Items =>
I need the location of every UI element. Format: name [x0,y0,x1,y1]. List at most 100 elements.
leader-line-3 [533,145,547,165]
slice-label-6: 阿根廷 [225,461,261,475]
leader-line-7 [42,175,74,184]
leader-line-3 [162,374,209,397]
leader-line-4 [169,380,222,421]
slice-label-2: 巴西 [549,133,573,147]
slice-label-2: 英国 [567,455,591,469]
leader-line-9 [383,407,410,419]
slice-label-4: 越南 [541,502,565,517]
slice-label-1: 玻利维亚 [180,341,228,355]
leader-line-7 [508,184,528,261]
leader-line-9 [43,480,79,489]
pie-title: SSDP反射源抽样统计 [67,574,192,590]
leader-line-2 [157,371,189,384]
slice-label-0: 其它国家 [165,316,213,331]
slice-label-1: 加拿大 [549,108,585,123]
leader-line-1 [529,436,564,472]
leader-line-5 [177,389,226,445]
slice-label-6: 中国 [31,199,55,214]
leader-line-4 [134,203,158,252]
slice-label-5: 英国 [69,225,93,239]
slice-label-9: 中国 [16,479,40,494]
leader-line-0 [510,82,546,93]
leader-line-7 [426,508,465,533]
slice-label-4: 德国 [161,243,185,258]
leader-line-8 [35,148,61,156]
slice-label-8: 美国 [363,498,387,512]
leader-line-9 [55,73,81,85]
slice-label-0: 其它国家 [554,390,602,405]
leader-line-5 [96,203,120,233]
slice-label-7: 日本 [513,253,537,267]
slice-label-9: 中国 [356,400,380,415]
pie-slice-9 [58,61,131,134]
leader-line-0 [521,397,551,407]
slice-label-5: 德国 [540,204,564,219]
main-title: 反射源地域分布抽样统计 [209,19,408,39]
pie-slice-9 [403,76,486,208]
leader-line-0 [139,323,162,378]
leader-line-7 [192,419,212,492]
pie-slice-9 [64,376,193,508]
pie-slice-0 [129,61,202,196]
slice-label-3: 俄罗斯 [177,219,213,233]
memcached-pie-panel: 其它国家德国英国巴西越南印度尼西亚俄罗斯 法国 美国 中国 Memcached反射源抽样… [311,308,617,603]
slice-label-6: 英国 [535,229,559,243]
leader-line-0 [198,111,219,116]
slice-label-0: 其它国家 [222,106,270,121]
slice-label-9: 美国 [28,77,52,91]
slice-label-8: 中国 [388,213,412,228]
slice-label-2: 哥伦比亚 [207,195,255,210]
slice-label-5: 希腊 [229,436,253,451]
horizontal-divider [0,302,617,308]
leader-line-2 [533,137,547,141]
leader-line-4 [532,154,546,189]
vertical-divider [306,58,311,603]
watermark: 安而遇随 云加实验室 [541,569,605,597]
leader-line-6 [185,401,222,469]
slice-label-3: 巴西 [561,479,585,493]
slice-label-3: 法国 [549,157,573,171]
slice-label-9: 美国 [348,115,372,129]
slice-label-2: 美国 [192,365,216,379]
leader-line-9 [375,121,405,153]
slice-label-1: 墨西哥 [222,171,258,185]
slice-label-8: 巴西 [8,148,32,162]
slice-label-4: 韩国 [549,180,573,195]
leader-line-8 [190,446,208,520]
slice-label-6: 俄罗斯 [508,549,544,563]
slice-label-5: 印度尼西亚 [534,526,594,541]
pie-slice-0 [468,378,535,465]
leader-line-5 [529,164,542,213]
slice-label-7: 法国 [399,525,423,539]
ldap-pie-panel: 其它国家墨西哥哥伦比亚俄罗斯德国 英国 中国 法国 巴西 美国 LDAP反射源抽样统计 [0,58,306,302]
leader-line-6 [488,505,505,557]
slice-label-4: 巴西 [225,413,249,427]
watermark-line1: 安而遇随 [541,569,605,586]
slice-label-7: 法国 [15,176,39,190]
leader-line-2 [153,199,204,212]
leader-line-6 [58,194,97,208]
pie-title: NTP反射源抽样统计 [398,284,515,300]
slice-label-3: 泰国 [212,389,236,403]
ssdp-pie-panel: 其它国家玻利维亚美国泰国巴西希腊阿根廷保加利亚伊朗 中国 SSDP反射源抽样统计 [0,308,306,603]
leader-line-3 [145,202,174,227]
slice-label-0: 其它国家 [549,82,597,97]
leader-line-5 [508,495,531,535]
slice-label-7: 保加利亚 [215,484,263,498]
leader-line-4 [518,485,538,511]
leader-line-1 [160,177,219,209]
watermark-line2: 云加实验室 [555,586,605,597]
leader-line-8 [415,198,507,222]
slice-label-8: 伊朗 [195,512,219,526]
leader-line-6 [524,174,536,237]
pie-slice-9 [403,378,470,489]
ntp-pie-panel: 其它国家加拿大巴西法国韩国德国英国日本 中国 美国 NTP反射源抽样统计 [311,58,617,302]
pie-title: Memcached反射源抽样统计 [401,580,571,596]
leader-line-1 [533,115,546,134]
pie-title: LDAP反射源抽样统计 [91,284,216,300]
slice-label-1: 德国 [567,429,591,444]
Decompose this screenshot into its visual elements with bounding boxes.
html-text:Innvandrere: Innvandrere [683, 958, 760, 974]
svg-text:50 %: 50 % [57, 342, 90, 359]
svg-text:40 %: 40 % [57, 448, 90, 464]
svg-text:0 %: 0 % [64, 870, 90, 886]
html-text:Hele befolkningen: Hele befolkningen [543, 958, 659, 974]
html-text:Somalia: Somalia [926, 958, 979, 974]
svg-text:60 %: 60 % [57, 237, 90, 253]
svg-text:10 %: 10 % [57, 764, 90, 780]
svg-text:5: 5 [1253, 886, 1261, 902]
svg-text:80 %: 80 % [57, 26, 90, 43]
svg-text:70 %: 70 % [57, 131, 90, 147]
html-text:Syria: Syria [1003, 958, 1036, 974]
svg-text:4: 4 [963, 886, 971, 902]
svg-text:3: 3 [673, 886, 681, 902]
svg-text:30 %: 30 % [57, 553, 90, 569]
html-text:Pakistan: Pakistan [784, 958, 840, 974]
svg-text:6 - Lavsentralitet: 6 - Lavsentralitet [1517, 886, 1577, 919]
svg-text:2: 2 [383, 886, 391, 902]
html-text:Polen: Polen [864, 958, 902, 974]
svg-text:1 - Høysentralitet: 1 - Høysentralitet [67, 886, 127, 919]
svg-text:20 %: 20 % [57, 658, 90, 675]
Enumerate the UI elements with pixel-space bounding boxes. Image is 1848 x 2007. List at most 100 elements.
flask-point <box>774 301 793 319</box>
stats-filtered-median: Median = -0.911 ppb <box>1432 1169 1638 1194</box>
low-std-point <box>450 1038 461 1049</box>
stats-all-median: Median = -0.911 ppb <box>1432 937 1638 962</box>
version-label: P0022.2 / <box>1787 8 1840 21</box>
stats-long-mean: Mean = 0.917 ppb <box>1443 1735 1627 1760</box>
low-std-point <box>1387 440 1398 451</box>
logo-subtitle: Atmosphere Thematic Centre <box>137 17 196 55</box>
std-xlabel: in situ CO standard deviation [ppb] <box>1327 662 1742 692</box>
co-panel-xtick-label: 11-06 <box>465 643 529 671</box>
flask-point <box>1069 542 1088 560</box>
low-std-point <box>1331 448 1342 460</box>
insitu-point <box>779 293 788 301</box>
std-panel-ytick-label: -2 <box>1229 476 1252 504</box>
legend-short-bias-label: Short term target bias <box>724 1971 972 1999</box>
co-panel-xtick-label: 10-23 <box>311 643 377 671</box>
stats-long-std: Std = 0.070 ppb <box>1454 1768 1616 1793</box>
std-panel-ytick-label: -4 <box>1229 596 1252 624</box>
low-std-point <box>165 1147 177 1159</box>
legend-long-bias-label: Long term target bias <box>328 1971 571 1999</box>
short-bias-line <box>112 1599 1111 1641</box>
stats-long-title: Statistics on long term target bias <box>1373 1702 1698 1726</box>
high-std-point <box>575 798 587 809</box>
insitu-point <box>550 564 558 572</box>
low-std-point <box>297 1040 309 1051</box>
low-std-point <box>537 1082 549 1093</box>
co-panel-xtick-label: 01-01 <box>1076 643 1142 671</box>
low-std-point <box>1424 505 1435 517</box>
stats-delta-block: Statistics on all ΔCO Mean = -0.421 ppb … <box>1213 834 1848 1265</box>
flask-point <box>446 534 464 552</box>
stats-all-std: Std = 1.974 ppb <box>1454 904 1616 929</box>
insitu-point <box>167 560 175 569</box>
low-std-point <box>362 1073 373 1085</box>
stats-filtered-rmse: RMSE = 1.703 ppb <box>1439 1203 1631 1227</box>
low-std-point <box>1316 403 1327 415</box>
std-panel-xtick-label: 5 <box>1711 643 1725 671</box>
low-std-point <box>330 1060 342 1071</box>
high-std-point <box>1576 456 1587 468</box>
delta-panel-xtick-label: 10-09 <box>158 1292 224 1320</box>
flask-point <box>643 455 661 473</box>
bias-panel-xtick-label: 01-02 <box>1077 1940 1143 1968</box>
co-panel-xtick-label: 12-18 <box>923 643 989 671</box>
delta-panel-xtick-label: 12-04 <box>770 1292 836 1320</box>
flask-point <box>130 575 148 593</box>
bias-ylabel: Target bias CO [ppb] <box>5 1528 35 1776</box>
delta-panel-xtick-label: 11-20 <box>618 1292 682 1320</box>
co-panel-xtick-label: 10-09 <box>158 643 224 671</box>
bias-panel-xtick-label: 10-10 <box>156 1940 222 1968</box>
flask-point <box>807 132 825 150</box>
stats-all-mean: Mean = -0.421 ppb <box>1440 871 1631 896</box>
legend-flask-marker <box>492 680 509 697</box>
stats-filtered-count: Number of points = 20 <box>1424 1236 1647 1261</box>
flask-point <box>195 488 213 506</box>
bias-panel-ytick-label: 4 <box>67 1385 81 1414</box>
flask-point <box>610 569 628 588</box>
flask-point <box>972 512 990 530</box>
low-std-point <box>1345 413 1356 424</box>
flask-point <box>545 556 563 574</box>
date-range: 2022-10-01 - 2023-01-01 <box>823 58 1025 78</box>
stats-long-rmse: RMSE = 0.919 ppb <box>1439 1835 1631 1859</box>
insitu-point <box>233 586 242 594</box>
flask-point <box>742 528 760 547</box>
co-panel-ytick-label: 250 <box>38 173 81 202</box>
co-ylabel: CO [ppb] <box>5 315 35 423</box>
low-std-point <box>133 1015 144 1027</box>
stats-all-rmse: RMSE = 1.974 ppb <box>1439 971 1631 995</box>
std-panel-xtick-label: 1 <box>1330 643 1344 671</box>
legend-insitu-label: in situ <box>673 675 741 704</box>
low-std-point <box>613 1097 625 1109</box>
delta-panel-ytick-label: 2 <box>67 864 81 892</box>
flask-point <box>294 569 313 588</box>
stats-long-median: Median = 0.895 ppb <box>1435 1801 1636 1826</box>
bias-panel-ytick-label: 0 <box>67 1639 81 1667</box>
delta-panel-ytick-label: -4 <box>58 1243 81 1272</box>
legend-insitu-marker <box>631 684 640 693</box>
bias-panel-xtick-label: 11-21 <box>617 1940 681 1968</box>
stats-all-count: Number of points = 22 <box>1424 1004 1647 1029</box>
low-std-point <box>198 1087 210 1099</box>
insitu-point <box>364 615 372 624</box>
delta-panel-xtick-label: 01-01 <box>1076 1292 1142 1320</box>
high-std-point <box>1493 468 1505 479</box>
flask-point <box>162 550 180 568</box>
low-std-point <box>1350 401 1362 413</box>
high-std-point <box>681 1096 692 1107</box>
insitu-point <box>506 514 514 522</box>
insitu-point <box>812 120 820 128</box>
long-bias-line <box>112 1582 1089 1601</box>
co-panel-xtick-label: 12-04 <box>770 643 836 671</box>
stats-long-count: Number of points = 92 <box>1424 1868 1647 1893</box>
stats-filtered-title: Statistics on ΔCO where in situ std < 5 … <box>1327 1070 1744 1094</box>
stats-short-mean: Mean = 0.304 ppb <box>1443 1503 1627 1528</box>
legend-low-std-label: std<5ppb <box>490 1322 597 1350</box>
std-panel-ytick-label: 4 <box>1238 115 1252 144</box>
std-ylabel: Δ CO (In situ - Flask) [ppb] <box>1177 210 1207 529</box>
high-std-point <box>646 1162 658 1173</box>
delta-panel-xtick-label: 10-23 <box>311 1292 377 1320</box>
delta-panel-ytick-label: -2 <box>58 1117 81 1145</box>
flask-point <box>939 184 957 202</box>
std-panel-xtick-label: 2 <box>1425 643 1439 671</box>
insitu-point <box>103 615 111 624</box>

The request =>
Determine how many of the lines above contain the string "divider", treating uppercase and lowercase as distinct, and reply with the number alone.

Correct result =>
2